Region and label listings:
━━━━━━━━━━━━━━━━━━━━━━━━━━━━━━

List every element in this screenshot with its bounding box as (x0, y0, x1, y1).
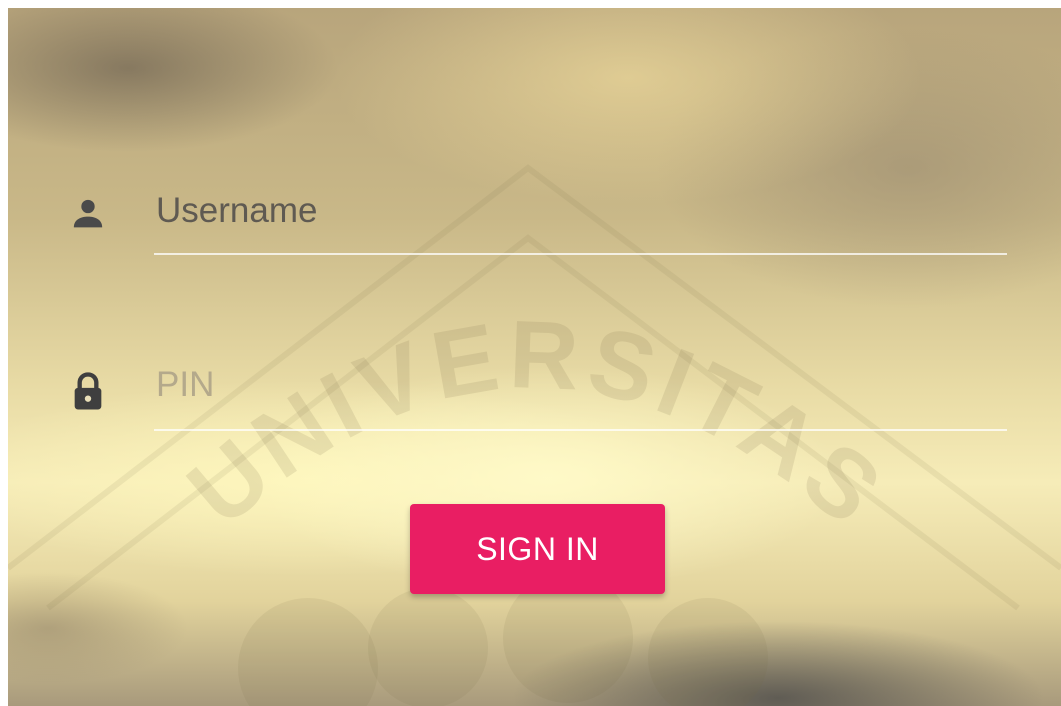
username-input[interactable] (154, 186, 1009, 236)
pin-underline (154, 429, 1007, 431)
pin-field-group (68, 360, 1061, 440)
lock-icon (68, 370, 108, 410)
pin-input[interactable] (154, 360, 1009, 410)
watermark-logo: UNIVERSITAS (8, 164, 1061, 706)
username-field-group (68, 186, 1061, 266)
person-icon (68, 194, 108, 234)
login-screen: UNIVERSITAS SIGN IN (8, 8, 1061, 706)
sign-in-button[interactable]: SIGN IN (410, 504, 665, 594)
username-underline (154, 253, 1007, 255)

━━━━━━━━━━━━━━━━━━━━━━━━━━━━━━

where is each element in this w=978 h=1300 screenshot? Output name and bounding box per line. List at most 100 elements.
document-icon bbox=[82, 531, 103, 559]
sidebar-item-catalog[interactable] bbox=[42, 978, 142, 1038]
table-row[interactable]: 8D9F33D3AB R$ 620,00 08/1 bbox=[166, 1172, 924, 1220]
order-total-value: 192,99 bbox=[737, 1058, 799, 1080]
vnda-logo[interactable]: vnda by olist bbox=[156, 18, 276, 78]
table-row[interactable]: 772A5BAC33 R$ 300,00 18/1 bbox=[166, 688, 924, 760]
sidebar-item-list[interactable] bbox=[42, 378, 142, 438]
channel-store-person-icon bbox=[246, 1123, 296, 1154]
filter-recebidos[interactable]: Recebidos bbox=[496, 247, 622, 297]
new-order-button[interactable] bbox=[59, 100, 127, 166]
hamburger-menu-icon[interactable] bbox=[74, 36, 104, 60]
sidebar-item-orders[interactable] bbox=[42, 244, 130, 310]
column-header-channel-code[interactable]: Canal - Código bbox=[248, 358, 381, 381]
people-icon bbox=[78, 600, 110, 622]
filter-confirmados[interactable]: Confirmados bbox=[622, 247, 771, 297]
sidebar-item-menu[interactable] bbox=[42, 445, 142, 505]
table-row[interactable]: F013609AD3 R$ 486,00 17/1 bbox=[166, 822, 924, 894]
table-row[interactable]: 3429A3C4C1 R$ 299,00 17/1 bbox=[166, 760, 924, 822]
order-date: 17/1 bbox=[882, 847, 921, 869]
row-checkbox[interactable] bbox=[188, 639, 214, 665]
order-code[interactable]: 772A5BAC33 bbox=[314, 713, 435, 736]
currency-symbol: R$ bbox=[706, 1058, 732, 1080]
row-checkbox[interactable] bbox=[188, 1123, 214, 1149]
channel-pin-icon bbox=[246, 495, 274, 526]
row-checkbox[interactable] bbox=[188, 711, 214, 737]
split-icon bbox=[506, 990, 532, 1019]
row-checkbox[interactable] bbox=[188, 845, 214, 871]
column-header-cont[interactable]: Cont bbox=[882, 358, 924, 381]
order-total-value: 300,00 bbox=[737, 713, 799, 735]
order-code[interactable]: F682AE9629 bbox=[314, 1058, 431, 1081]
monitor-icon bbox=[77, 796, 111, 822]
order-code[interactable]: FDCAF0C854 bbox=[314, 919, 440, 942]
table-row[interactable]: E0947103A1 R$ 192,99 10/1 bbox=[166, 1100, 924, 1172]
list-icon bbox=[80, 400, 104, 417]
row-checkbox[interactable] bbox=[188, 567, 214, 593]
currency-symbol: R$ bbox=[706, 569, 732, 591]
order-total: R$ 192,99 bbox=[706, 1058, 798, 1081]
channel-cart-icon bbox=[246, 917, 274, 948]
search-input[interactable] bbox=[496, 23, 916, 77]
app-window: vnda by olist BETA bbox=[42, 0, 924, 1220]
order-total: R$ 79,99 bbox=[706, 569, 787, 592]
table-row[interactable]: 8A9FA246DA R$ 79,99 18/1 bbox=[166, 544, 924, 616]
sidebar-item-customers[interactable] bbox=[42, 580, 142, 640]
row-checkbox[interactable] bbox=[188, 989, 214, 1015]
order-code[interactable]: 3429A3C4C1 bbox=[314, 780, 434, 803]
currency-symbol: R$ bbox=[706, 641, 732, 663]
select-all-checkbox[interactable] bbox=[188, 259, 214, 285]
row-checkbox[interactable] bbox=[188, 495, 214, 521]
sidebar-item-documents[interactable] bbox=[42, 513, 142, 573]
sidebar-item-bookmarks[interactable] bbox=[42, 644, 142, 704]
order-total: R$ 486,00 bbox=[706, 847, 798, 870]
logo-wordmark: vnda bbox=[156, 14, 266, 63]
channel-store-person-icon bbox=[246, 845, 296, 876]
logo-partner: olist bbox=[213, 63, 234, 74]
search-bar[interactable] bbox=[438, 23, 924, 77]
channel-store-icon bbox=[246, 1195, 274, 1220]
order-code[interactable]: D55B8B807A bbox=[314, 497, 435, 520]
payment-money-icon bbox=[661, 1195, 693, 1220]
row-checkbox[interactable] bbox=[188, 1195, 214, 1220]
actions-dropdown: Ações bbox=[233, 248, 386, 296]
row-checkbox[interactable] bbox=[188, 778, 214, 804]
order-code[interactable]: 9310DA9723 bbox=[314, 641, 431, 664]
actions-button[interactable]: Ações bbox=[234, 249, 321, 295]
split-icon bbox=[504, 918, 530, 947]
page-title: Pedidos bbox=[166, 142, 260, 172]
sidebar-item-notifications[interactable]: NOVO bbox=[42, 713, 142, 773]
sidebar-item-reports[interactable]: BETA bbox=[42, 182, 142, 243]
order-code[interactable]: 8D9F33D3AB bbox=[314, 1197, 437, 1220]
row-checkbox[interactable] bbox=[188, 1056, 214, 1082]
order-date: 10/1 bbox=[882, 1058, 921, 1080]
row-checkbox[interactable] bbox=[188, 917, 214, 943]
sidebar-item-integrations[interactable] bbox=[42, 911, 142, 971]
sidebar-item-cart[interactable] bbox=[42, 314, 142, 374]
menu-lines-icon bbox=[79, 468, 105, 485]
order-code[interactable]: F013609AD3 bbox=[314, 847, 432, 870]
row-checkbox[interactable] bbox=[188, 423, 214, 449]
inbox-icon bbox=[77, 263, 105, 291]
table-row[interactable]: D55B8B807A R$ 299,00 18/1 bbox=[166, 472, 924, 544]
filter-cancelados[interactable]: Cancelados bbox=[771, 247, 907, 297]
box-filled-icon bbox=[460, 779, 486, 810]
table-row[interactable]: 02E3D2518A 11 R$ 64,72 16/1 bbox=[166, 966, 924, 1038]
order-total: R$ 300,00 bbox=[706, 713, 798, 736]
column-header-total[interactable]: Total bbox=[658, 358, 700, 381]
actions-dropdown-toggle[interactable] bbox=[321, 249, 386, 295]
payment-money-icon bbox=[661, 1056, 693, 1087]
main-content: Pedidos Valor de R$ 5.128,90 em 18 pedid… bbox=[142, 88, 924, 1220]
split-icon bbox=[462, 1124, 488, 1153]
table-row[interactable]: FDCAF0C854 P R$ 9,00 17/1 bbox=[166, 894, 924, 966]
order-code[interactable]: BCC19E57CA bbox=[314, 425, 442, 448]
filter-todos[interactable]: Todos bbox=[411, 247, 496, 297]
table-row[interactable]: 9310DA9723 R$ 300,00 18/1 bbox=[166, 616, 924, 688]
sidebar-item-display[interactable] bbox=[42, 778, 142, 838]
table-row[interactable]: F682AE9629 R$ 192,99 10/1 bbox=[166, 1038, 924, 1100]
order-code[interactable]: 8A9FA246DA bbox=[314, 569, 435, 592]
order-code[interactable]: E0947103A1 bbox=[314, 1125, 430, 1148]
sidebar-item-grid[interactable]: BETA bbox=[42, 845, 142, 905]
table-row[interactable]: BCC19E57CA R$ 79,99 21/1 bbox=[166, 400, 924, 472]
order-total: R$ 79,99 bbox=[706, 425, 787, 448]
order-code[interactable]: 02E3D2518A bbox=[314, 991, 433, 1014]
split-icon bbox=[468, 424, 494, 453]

━━━━━━━━━━━━━━━━━━━━━━━━━━━━━━

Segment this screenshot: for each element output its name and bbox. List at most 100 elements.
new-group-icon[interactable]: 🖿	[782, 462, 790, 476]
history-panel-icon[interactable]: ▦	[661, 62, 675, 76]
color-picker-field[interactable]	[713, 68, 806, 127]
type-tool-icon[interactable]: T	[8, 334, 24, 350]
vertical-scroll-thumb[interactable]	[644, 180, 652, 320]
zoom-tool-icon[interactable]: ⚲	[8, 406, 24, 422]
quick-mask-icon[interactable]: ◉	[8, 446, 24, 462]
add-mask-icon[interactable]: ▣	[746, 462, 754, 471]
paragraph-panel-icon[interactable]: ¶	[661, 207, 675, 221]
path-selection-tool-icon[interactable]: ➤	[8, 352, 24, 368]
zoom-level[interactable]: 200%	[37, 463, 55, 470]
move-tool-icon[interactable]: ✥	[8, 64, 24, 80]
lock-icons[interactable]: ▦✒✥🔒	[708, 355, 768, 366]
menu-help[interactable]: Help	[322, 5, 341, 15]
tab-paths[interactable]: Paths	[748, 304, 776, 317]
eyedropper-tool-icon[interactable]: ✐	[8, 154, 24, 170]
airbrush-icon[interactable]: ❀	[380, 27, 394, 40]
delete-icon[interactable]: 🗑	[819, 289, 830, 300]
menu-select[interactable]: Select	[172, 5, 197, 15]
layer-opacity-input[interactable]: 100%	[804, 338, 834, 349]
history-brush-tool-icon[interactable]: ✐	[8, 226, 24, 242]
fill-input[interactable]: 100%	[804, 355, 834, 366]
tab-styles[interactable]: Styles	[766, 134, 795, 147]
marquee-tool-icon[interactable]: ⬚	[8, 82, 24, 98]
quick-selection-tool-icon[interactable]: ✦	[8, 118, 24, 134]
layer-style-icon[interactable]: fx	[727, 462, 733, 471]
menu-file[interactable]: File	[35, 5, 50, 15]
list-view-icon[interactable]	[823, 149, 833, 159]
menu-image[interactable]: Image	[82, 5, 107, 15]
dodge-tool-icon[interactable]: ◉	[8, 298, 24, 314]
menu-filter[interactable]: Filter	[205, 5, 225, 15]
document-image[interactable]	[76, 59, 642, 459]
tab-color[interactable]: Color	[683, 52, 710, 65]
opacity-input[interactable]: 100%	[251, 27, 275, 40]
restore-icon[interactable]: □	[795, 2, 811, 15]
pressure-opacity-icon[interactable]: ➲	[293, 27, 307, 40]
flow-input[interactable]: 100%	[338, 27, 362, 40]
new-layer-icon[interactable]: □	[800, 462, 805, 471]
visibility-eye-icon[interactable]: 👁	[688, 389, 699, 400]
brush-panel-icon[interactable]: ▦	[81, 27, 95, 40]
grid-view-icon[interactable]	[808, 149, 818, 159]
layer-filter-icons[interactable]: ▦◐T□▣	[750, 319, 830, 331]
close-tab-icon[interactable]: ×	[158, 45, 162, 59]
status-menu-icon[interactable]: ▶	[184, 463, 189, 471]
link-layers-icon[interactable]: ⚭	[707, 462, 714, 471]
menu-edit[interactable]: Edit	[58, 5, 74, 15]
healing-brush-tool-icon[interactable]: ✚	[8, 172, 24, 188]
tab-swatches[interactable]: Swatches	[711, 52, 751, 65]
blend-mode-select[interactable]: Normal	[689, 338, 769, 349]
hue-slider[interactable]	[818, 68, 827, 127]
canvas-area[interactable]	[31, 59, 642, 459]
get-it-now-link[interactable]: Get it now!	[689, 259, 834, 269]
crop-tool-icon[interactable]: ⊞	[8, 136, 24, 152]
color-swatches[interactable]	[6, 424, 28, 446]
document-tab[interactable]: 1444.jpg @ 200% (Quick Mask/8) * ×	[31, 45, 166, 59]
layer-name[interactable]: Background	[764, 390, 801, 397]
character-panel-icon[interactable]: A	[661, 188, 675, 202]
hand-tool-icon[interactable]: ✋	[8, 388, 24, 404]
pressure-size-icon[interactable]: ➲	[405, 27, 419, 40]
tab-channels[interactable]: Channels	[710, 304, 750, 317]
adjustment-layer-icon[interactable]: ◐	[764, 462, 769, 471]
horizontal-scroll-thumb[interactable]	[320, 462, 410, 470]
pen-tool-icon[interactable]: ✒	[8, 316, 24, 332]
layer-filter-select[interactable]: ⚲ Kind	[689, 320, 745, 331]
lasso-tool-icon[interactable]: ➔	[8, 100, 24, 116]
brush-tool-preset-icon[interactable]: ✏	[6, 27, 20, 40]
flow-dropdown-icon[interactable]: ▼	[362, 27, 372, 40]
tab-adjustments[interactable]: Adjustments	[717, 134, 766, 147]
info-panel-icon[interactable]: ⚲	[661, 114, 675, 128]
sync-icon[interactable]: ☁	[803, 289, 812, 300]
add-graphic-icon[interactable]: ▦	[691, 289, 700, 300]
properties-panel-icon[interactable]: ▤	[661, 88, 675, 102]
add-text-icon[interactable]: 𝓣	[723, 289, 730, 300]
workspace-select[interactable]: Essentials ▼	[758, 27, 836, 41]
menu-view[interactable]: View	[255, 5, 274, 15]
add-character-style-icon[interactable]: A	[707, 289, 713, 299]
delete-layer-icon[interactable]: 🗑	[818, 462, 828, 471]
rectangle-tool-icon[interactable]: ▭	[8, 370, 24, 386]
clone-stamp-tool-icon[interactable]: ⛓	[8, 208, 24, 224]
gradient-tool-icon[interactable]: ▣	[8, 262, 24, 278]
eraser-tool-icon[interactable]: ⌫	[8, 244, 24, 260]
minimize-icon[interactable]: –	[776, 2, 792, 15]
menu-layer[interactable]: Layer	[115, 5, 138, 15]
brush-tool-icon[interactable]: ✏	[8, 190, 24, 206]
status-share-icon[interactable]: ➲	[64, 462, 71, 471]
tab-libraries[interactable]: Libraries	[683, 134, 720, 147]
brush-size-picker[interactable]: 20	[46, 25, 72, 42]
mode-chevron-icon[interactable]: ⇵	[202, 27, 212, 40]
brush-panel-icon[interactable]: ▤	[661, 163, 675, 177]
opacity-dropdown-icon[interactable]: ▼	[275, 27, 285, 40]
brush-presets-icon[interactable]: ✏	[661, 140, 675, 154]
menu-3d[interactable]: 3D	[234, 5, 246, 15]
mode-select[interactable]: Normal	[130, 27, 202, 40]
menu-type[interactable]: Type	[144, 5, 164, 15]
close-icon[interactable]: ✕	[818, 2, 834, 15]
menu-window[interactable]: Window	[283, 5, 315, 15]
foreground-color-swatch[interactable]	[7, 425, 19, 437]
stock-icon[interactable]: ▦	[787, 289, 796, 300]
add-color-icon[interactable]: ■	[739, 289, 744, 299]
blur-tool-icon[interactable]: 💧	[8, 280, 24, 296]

━━━━━━━━━━━━━━━━━━━━━━━━━━━━━━

* _The problem_
Put the data from the line with "List every element" up to and including the line with "login-screen: UNIVERSITAS SIGN" into a Markdown table with the columns Row and Line text. Skip blank lines and leave the pictures out.

* _Solved exercise_
| Row | Line text |
|---|---|
| 1 | List every element in this screenshot with its bounding box as (x0, y0, x1, y1). |
| 2 | username-input[interactable] (154, 186, 1009, 236) |
| 3 | pin-underline (154, 429, 1007, 431) |
| 4 | pin-field-group (68, 360, 1061, 440) |
| 5 | lock-icon (68, 370, 108, 410) |
| 6 | pin-input[interactable] (154, 360, 1009, 410) |
| 7 | watermark-logo: UNIVERSITAS (8, 164, 1061, 706) |
| 8 | username-field-group (68, 186, 1061, 266) |
| 9 | person-icon (68, 194, 108, 234) |
| 10 | login-screen: UNIVERSITAS SIGN IN (8, 8, 1061, 706) |